Task data:
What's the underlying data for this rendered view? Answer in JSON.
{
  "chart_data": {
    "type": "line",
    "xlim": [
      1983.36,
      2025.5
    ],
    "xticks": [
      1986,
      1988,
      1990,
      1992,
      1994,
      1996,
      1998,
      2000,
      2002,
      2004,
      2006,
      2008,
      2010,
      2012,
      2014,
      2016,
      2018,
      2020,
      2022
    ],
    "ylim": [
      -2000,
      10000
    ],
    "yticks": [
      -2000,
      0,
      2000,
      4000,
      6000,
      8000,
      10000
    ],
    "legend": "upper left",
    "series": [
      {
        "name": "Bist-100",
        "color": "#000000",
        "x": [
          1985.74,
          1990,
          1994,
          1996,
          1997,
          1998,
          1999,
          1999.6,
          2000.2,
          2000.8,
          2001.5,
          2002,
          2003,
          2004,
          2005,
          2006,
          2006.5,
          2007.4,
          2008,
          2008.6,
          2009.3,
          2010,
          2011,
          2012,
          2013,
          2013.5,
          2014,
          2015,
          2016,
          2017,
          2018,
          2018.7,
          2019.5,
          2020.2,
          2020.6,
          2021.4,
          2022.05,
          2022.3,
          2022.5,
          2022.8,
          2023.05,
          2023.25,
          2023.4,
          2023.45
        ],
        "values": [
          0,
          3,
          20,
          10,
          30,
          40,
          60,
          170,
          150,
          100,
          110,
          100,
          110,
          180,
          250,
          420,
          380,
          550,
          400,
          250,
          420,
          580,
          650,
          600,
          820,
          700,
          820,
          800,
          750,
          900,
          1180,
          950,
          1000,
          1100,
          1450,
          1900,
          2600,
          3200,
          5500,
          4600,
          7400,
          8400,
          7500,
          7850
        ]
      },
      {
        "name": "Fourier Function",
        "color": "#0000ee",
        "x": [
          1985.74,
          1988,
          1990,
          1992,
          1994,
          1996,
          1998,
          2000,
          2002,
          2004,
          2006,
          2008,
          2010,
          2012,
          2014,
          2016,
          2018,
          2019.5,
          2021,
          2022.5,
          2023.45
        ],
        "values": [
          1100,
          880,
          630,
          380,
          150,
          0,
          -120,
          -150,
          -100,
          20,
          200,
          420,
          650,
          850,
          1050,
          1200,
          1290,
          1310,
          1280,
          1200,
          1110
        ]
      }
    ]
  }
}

To do: Return every line exactly.

Answer to this task:
What's the underlying data for this rendered view? Answer in JSON.
{
  "chart_data": {
    "type": "line",
    "xlim": [
      1983.36,
      2025.5
    ],
    "xticks": [
      1986,
      1988,
      1990,
      1992,
      1994,
      1996,
      1998,
      2000,
      2002,
      2004,
      2006,
      2008,
      2010,
      2012,
      2014,
      2016,
      2018,
      2020,
      2022
    ],
    "ylim": [
      -2000,
      10000
    ],
    "yticks": [
      -2000,
      0,
      2000,
      4000,
      6000,
      8000,
      10000
    ],
    "legend": "upper left",
    "series": [
      {
        "name": "Bist-100",
        "color": "#000000",
        "x": [
          1985.74,
          1990,
          1994,
          1996,
          1997,
          1998,
          1999,
          1999.6,
          2000.2,
          2000.8,
          2001.5,
          2002,
          2003,
          2004,
          2005,
          2006,
          2006.5,
          2007.4,
          2008,
          2008.6,
          2009.3,
          2010,
          2011,
          2012,
          2013,
          2013.5,
          2014,
          2015,
          2016,
          2017,
          2018,
          2018.7,
          2019.5,
          2020.2,
          2020.6,
          2021.4,
          2022.05,
          2022.3,
          2022.5,
          2022.8,
          2023.05,
          2023.25,
          2023.4,
          2023.45
        ],
        "values": [
          0,
          3,
          20,
          10,
          30,
          40,
          60,
          170,
          150,
          100,
          110,
          100,
          110,
          180,
          250,
          420,
          380,
          550,
          400,
          250,
          420,
          580,
          650,
          600,
          820,
          700,
          820,
          800,
          750,
          900,
          1180,
          950,
          1000,
          1100,
          1450,
          1900,
          2600,
          3200,
          5500,
          4600,
          7400,
          8400,
          7500,
          7850
        ]
      },
      {
        "name": "Fourier Function",
        "color": "#0000ee",
        "x": [
          1985.74,
          1988,
          1990,
          1992,
          1994,
          1996,
          1998,
          2000,
          2002,
          2004,
          2006,
          2008,
          2010,
          2012,
          2014,
          2016,
          2018,
          2019.5,
          2021,
          2022.5,
          2023.45
        ],
        "values": [
          1100,
          880,
          630,
          380,
          150,
          0,
          -120,
          -150,
          -100,
          20,
          200,
          420,
          650,
          850,
          1050,
          1200,
          1290,
          1310,
          1280,
          1200,
          1110
        ]
      }
    ]
  }
}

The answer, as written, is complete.